§ **OBJECTIVE**: Reproduce all of the records exactly.

§ **DATA SUPPLIED**:
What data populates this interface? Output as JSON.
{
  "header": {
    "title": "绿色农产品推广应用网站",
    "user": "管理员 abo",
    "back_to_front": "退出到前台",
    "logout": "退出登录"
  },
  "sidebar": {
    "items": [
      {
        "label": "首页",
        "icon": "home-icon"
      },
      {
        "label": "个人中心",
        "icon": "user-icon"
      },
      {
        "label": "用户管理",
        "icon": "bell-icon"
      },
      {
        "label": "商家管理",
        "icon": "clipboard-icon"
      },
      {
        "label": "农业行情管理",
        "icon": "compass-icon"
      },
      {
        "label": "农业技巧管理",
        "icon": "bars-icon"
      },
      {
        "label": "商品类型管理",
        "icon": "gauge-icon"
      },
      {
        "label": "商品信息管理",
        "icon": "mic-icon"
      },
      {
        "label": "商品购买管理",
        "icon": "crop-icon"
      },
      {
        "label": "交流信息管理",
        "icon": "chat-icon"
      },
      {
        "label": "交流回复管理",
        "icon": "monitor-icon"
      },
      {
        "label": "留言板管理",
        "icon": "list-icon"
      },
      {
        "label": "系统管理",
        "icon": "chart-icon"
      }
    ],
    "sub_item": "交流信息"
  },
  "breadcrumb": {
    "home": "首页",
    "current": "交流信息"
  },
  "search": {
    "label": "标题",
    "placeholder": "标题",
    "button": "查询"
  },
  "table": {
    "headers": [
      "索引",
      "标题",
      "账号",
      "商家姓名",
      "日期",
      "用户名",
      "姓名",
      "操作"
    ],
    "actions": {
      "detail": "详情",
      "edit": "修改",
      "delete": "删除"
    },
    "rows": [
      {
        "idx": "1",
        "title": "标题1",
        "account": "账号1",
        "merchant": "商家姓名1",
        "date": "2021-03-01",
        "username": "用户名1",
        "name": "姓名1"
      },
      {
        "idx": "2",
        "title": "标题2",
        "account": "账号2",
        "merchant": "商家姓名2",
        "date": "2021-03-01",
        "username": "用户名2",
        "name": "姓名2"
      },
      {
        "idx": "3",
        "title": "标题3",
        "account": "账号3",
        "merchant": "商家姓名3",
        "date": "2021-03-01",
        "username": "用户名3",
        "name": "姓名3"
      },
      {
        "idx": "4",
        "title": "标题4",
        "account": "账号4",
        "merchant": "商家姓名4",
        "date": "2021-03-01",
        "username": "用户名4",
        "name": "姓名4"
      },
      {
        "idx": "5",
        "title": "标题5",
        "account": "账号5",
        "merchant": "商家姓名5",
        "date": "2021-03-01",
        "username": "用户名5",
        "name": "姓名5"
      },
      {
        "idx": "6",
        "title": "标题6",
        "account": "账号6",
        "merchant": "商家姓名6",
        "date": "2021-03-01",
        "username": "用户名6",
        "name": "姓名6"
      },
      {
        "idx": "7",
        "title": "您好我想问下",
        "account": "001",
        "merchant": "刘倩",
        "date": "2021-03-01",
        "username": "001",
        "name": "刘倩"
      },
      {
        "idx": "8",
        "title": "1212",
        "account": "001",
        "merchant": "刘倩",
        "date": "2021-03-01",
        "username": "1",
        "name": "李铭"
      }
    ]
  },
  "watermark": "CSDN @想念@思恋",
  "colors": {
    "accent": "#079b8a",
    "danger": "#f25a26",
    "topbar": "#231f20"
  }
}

§ **SOLUTION FOR THIS TASK**:
What data populates this interface? Output as JSON.
{
  "header": {
    "title": "绿色农产品推广应用网站",
    "user": "管理员 abo",
    "back_to_front": "退出到前台",
    "logout": "退出登录"
  },
  "sidebar": {
    "items": [
      {
        "label": "首页",
        "icon": "home-icon"
      },
      {
        "label": "个人中心",
        "icon": "user-icon"
      },
      {
        "label": "用户管理",
        "icon": "bell-icon"
      },
      {
        "label": "商家管理",
        "icon": "clipboard-icon"
      },
      {
        "label": "农业行情管理",
        "icon": "compass-icon"
      },
      {
        "label": "农业技巧管理",
        "icon": "bars-icon"
      },
      {
        "label": "商品类型管理",
        "icon": "gauge-icon"
      },
      {
        "label": "商品信息管理",
        "icon": "mic-icon"
      },
      {
        "label": "商品购买管理",
        "icon": "crop-icon"
      },
      {
        "label": "交流信息管理",
        "icon": "chat-icon"
      },
      {
        "label": "交流回复管理",
        "icon": "monitor-icon"
      },
      {
        "label": "留言板管理",
        "icon": "list-icon"
      },
      {
        "label": "系统管理",
        "icon": "chart-icon"
      }
    ],
    "sub_item": "交流信息"
  },
  "breadcrumb": {
    "home": "首页",
    "current": "交流信息"
  },
  "search": {
    "label": "标题",
    "placeholder": "标题",
    "button": "查询"
  },
  "table": {
    "headers": [
      "索引",
      "标题",
      "账号",
      "商家姓名",
      "日期",
      "用户名",
      "姓名",
      "操作"
    ],
    "actions": {
      "detail": "详情",
      "edit": "修改",
      "delete": "删除"
    },
    "rows": [
      {
        "idx": "1",
        "title": "标题1",
        "account": "账号1",
        "merchant": "商家姓名1",
        "date": "2021-03-01",
        "username": "用户名1",
        "name": "姓名1"
      },
      {
        "idx": "2",
        "title": "标题2",
        "account": "账号2",
        "merchant": "商家姓名2",
        "date": "2021-03-01",
        "username": "用户名2",
        "name": "姓名2"
      },
      {
        "idx": "3",
        "title": "标题3",
        "account": "账号3",
        "merchant": "商家姓名3",
        "date": "2021-03-01",
        "username": "用户名3",
        "name": "姓名3"
      },
      {
        "idx": "4",
        "title": "标题4",
        "account": "账号4",
        "merchant": "商家姓名4",
        "date": "2021-03-01",
        "username": "用户名4",
        "name": "姓名4"
      },
      {
        "idx": "5",
        "title": "标题5",
        "account": "账号5",
        "merchant": "商家姓名5",
        "date": "2021-03-01",
        "username": "用户名5",
        "name": "姓名5"
      },
      {
        "idx": "6",
        "title": "标题6",
        "account": "账号6",
        "merchant": "商家姓名6",
        "date": "2021-03-01",
        "username": "用户名6",
        "name": "姓名6"
      },
      {
        "idx": "7",
        "title": "您好我想问下",
        "account": "001",
        "merchant": "刘倩",
        "date": "2021-03-01",
        "username": "001",
        "name": "刘倩"
      },
      {
        "idx": "8",
        "title": "1212",
        "account": "001",
        "merchant": "刘倩",
        "date": "2021-03-01",
        "username": "1",
        "name": "李铭"
      }
    ]
  },
  "watermark": "CSDN @想念@思恋",
  "colors": {
    "accent": "#079b8a",
    "danger": "#f25a26",
    "topbar": "#231f20"
  }
}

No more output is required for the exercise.